## Exercise
Search the material for the string "share", then report how many lines hold it, with no other text.

## Records for the exercise
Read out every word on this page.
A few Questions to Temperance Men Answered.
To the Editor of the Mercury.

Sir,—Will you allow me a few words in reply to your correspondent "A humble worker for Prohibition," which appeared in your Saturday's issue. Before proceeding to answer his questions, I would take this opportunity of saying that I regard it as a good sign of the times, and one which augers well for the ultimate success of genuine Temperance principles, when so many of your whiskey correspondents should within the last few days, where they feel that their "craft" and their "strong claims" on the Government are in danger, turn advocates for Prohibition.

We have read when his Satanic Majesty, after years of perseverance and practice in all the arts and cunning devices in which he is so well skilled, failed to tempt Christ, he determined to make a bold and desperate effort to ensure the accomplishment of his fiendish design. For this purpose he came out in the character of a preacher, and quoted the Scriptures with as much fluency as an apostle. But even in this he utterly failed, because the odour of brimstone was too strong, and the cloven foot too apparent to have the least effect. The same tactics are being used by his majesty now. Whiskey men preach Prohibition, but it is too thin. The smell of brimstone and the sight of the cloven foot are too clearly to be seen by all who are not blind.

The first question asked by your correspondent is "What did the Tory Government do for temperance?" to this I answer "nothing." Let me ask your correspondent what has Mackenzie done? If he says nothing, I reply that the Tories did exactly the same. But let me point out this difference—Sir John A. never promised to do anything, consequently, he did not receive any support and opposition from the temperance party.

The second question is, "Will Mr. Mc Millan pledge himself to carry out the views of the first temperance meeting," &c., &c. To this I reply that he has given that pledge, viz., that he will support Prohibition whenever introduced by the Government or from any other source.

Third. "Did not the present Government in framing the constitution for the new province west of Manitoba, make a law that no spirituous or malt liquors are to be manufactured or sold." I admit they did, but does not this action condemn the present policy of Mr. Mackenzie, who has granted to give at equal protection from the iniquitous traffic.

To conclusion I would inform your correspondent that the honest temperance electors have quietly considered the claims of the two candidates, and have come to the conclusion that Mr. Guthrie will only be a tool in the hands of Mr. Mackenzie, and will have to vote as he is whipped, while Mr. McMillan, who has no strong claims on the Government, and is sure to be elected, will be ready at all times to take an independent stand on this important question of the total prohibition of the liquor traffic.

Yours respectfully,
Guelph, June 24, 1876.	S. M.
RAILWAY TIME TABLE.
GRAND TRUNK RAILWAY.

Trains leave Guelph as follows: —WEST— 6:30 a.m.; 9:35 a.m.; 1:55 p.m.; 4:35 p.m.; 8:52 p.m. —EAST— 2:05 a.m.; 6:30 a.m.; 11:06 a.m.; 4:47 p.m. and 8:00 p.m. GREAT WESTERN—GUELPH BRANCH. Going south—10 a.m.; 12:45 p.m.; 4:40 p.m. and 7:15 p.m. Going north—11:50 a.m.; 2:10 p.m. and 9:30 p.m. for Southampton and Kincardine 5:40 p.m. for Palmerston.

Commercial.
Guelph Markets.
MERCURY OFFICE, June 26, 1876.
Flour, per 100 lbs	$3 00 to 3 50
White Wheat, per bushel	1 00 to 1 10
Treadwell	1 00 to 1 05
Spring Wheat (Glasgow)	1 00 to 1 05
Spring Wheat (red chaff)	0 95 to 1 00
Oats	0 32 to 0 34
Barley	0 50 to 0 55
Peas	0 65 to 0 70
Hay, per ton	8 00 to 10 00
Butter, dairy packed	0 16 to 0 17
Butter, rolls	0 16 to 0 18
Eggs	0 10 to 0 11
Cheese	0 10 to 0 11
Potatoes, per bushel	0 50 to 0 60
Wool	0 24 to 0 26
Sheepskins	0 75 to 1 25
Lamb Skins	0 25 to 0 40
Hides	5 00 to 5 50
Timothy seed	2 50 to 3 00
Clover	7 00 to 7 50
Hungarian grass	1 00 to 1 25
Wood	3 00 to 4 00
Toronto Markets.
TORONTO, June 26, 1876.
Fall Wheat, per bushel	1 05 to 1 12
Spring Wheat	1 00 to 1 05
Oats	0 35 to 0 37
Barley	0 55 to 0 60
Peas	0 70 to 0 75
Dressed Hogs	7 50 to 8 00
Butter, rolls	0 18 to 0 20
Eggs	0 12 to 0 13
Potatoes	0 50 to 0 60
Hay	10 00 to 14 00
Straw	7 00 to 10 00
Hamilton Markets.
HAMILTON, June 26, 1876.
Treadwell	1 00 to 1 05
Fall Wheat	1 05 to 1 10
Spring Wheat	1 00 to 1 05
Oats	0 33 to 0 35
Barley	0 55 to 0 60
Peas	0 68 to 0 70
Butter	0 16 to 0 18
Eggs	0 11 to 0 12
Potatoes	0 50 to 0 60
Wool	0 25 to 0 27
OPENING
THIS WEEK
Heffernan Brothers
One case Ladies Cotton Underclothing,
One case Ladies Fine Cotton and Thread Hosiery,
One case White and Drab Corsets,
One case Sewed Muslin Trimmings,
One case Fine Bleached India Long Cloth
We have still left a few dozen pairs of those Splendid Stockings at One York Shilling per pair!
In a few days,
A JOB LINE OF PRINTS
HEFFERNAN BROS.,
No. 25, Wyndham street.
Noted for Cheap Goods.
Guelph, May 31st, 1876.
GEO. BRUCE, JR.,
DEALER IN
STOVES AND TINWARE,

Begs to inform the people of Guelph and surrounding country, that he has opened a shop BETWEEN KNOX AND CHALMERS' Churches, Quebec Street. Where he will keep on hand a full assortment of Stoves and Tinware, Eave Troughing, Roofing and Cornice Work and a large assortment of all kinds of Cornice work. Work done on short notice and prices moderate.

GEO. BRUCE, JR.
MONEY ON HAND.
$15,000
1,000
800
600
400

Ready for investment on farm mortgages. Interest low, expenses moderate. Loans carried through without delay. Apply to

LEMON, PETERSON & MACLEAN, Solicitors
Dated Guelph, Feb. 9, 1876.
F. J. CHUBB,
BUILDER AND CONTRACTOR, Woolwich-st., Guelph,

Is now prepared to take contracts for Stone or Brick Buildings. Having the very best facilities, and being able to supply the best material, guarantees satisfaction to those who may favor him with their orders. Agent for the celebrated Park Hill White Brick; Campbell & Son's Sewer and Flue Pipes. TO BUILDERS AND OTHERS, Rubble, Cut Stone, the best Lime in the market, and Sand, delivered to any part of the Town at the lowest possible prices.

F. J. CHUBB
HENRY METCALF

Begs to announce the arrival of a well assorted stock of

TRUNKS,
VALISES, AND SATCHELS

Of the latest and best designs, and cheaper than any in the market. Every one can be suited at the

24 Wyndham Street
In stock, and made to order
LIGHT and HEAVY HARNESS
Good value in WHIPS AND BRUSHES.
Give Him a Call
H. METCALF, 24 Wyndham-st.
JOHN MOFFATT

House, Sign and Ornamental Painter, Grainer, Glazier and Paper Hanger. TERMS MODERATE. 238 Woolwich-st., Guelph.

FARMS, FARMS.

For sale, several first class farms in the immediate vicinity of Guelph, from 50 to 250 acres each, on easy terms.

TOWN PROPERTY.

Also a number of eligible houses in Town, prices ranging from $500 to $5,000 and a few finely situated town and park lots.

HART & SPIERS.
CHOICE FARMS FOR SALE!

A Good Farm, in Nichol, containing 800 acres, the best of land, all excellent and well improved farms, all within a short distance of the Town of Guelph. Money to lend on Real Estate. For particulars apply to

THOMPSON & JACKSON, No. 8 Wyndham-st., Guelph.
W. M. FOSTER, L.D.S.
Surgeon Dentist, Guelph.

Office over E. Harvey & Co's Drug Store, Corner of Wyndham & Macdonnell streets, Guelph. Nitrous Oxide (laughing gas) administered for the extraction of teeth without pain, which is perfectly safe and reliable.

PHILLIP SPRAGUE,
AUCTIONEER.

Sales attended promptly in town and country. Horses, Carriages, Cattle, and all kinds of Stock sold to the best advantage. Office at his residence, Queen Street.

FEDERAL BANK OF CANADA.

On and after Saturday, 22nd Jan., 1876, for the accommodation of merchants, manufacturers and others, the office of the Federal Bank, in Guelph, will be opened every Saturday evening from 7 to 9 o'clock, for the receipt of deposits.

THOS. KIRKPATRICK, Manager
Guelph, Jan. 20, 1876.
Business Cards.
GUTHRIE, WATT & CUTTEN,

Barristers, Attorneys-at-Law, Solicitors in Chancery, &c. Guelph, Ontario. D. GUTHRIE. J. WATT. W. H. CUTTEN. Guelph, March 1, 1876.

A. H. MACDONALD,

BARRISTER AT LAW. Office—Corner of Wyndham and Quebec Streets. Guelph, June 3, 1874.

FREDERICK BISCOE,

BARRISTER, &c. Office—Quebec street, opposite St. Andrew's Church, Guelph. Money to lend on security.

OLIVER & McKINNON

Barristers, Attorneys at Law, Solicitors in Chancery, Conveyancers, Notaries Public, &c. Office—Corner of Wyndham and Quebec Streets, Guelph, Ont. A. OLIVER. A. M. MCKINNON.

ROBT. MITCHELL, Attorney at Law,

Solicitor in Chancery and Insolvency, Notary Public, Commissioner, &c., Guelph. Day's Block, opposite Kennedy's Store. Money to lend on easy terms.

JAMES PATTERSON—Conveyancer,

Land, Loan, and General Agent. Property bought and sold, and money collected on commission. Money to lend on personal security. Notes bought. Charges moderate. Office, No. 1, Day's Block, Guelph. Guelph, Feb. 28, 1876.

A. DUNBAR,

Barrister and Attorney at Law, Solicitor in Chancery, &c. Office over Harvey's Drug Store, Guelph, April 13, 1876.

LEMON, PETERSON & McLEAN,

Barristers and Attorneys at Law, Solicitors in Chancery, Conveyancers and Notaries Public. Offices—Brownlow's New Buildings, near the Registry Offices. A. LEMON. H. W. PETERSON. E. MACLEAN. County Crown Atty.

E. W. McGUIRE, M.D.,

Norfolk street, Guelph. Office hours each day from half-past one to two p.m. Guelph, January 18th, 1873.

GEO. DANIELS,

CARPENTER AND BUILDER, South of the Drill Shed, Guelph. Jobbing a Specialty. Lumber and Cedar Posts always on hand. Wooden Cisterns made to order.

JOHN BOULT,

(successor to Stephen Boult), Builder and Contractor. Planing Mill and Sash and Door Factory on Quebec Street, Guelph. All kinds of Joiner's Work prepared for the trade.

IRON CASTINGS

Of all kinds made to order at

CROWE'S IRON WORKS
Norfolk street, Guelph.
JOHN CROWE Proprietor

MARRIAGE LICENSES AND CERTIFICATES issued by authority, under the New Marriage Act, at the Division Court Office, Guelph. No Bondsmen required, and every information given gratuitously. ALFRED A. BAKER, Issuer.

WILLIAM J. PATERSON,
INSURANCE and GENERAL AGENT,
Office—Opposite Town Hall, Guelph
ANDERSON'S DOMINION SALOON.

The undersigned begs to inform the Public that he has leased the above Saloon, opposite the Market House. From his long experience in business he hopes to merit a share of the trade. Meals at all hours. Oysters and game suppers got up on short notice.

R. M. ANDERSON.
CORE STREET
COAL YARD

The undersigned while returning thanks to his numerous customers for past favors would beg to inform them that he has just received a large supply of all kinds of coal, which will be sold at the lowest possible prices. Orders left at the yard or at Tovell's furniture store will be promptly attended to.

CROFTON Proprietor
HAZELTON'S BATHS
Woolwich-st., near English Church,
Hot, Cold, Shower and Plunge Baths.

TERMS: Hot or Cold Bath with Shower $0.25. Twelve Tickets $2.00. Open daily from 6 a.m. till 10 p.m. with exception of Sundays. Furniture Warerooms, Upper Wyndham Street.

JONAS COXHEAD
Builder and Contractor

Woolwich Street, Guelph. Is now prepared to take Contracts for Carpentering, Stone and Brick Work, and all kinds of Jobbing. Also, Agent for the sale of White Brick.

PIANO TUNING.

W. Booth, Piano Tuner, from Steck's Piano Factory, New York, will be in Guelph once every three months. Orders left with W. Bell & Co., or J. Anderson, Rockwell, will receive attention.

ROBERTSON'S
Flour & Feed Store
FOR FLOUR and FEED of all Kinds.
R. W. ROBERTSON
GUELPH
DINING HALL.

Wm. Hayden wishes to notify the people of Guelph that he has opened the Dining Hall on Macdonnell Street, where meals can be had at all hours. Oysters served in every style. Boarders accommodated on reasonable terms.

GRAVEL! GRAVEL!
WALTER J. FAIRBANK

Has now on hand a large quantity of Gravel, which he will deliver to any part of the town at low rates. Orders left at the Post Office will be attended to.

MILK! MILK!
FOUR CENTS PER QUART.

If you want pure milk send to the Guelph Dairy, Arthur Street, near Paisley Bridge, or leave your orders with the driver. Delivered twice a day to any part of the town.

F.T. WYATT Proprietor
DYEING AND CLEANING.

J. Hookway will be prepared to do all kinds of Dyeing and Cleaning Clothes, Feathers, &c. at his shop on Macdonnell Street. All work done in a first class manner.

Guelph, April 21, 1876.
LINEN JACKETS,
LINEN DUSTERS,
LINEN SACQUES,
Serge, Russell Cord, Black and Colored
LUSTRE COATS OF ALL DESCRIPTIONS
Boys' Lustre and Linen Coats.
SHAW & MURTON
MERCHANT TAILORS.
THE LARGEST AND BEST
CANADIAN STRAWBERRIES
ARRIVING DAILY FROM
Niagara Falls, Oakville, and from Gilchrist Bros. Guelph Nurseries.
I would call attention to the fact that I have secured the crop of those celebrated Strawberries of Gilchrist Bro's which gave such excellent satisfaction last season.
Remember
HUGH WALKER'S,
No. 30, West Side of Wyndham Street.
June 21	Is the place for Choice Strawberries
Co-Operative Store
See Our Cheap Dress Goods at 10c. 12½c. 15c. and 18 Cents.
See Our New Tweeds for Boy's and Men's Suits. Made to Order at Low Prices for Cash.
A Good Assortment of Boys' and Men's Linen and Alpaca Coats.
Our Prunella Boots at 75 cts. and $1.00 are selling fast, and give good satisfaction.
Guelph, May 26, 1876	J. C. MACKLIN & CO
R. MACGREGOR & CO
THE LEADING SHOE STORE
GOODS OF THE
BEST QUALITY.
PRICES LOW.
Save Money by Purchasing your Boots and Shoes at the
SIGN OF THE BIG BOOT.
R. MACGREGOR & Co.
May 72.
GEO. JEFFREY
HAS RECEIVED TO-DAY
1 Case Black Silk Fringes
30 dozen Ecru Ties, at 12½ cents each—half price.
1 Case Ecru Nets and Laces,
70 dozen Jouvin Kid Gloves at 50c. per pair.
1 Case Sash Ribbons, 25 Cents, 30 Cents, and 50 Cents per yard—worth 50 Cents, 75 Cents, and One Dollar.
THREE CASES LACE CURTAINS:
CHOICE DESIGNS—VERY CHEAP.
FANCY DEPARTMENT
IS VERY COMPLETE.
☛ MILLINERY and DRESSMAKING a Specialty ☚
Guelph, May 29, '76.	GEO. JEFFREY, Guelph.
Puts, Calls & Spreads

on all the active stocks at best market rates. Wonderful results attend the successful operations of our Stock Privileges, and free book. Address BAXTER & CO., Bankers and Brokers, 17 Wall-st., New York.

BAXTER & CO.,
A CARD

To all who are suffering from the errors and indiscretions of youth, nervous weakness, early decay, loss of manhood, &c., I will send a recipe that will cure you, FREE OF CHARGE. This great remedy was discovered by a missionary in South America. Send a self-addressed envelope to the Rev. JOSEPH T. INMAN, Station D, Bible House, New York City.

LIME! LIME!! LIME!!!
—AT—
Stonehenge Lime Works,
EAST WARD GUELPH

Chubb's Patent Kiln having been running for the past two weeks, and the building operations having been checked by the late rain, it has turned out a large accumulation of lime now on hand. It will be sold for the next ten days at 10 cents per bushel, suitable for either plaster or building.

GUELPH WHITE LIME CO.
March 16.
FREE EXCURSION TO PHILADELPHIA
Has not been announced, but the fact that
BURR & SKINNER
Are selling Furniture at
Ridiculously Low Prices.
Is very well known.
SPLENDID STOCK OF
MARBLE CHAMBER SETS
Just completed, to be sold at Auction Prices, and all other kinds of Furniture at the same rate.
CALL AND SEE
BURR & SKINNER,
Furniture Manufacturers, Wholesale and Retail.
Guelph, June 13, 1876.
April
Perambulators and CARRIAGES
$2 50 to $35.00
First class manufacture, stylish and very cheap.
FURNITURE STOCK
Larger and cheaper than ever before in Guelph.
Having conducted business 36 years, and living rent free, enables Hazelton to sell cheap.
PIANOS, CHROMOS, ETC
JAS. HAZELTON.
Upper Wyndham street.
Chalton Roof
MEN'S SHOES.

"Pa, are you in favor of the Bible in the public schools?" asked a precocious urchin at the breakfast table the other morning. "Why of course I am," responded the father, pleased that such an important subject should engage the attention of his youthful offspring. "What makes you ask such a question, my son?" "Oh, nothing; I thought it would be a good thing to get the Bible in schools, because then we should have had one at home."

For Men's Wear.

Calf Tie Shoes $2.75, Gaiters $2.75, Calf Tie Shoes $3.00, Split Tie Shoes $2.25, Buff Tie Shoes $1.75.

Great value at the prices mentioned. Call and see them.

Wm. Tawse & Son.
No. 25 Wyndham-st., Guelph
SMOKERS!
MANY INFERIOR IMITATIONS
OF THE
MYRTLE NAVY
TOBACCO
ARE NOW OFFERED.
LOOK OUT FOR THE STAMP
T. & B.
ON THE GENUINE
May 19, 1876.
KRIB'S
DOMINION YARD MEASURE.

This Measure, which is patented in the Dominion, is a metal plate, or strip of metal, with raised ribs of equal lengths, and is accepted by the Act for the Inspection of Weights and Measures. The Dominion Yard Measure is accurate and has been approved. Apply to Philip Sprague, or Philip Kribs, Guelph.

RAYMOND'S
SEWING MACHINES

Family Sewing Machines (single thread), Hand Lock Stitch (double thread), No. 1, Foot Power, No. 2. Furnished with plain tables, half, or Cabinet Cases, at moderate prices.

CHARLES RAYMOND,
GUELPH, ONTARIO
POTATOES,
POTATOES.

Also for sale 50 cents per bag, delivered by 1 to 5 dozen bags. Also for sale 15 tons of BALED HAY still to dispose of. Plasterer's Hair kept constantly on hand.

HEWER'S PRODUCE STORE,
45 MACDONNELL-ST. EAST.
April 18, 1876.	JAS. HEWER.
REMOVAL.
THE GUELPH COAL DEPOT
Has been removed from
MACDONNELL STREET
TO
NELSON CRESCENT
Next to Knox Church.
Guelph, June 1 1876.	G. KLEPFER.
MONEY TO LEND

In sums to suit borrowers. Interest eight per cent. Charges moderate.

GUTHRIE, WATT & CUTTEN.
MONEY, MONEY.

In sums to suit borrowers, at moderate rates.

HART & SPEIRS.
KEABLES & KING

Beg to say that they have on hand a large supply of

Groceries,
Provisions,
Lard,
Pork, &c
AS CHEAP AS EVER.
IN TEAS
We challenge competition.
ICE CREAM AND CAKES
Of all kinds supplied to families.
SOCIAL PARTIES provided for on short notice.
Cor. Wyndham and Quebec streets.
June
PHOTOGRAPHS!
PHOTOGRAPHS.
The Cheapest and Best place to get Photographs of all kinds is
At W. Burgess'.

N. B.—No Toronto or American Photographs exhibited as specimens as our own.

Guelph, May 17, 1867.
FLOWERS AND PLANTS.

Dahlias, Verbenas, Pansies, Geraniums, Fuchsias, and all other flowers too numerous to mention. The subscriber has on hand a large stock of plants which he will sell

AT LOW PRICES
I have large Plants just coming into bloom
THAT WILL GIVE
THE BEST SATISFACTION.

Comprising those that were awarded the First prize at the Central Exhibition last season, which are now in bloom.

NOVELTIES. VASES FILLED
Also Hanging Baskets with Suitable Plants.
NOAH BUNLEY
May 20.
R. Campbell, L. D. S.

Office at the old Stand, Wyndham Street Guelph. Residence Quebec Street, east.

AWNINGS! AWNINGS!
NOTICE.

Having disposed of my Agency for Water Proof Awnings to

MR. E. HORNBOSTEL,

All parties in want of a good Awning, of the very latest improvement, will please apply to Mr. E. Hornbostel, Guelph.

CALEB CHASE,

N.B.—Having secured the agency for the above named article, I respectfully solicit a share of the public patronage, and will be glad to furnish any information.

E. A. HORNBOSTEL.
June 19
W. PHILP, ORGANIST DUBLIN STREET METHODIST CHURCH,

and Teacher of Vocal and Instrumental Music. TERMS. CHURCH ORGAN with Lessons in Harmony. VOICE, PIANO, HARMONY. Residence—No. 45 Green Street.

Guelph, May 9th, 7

## Result for this task
2